---- Record extracts

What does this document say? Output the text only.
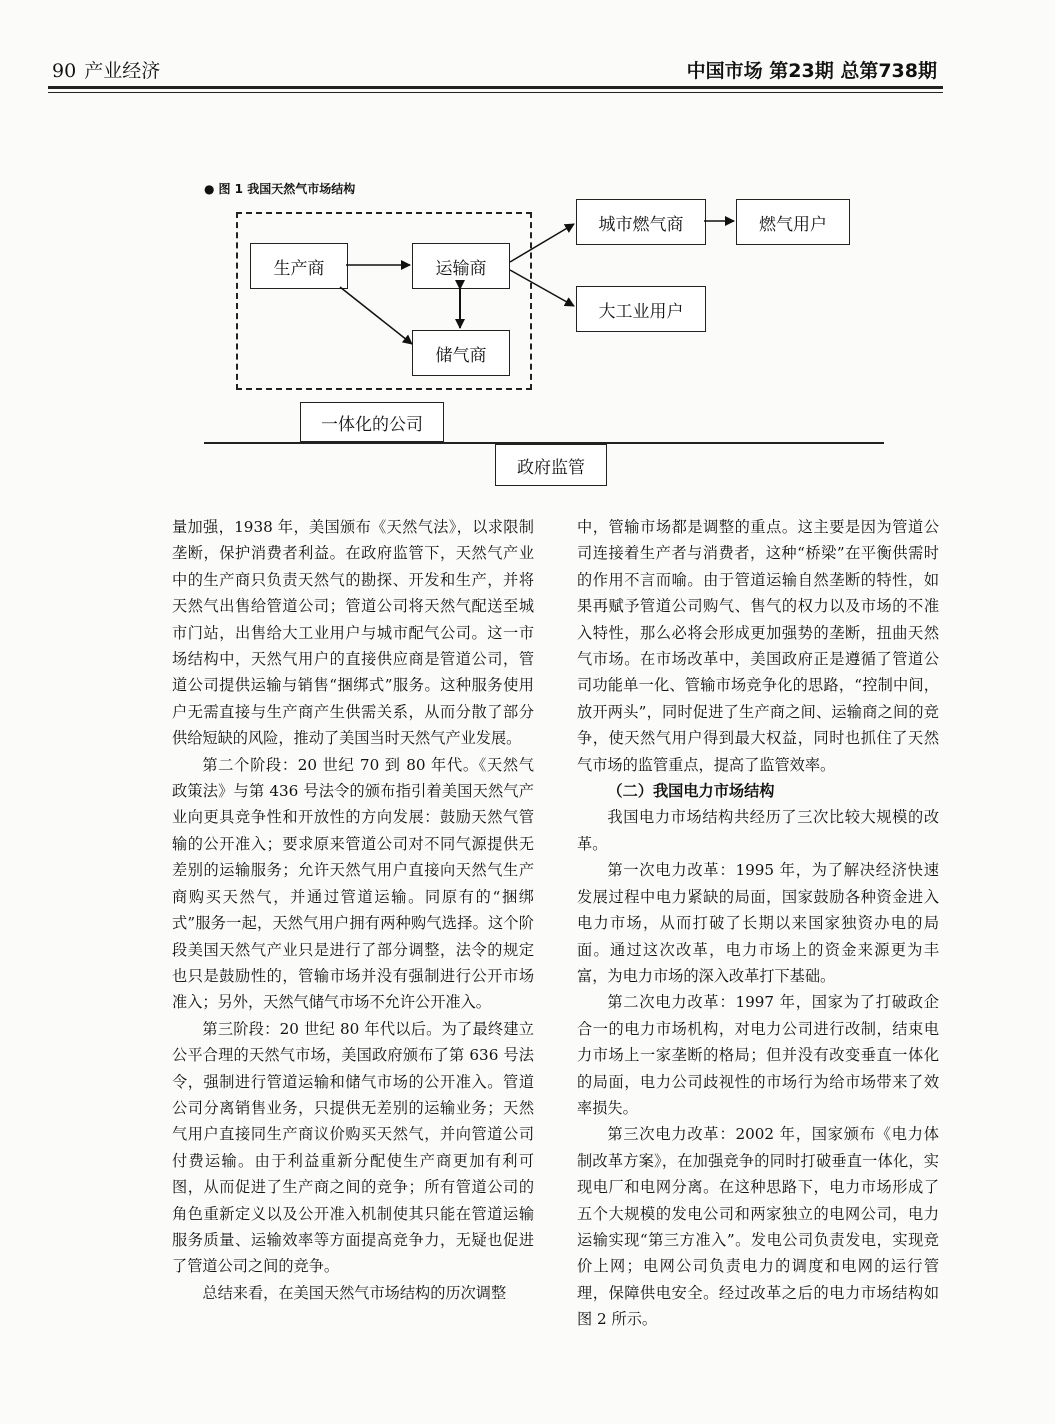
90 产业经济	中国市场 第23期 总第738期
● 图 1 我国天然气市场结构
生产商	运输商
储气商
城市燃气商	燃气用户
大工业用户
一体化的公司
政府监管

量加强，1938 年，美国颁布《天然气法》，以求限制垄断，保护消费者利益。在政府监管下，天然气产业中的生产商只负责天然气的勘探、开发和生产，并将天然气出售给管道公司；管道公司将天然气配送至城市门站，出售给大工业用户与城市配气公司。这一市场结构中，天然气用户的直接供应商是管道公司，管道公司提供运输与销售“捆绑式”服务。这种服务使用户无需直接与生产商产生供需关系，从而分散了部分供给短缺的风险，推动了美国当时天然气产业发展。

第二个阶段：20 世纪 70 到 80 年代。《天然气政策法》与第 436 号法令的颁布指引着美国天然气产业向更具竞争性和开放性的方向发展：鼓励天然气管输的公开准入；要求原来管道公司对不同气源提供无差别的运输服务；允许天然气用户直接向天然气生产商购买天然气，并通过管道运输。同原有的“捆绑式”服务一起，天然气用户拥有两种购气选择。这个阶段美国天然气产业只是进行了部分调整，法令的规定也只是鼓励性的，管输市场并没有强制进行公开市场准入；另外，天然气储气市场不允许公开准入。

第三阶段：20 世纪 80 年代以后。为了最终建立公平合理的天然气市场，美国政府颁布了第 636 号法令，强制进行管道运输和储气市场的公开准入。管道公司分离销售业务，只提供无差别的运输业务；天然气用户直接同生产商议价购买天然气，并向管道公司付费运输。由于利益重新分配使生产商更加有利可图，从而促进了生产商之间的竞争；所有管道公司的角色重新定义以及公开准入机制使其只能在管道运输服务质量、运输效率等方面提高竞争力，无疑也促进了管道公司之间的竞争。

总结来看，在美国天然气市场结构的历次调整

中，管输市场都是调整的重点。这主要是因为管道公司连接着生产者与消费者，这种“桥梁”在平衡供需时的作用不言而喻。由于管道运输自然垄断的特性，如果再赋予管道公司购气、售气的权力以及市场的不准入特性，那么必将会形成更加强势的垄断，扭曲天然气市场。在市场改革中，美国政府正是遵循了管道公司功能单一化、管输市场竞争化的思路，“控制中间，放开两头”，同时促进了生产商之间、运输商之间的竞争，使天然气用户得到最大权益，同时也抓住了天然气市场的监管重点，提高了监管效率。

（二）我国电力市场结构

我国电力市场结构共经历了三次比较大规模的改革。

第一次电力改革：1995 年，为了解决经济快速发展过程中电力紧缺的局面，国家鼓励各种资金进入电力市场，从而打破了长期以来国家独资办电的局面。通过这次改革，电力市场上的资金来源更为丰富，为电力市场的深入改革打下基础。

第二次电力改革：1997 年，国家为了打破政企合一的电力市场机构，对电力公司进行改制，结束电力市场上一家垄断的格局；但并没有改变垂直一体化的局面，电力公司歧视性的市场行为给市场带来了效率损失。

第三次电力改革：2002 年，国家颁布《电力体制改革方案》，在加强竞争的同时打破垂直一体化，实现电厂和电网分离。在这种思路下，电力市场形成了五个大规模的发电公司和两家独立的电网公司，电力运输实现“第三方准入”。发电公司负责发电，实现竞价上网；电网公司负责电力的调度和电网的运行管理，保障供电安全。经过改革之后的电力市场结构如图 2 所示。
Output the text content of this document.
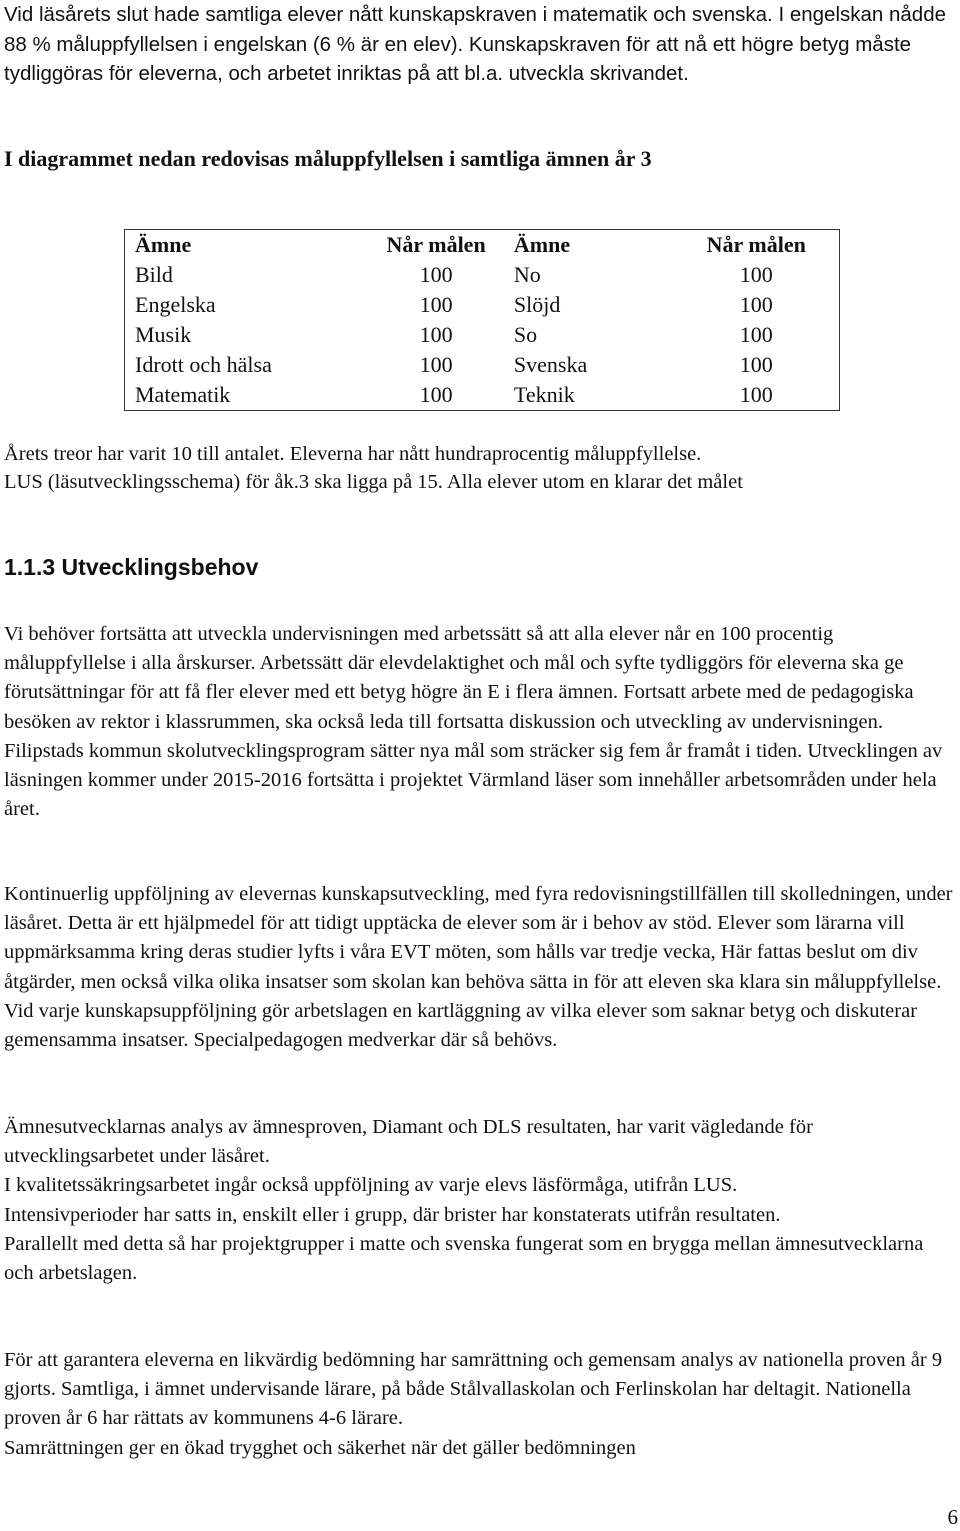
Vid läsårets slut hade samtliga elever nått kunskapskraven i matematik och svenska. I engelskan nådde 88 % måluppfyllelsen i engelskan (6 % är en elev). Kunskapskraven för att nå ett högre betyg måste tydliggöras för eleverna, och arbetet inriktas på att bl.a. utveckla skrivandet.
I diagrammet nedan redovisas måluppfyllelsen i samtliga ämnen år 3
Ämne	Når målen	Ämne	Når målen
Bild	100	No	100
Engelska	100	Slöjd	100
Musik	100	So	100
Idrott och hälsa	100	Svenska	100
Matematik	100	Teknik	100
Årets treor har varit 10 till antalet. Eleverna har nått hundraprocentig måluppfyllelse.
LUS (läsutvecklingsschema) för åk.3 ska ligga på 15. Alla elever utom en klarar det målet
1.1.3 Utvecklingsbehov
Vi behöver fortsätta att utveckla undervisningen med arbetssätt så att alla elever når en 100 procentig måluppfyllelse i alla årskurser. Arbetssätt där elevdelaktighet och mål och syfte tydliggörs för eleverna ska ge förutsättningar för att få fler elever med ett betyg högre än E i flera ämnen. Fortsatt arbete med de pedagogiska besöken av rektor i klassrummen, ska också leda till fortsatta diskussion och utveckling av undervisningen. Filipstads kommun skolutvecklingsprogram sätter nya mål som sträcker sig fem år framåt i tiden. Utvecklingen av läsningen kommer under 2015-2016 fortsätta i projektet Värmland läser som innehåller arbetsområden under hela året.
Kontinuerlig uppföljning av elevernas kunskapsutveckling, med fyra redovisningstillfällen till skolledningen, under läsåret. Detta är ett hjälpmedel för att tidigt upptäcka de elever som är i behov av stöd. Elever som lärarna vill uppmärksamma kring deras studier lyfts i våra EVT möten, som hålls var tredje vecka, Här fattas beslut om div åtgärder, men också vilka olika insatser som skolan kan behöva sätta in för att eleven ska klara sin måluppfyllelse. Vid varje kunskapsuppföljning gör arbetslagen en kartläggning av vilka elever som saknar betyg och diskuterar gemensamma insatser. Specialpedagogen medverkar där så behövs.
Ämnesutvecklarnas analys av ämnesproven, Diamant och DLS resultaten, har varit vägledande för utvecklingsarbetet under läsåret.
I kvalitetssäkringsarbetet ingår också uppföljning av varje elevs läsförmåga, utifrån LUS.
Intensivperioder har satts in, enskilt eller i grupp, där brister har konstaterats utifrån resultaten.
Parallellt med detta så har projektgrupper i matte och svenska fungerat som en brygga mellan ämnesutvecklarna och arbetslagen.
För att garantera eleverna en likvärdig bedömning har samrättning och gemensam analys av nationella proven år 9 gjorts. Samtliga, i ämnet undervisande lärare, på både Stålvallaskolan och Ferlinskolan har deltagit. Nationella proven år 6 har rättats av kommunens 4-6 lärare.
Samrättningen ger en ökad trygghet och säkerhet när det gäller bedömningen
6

--------

### Written task
Report all lines of the data above that include the string "varit".

### Task solution
Årets treor har varit 10 till antalet. Eleverna har nått hundraprocentig måluppfyllelse.
Ämnesutvecklarnas analys av ämnesproven, Diamant och DLS resultaten, har varit vägledande för utvecklingsarbetet under läsåret.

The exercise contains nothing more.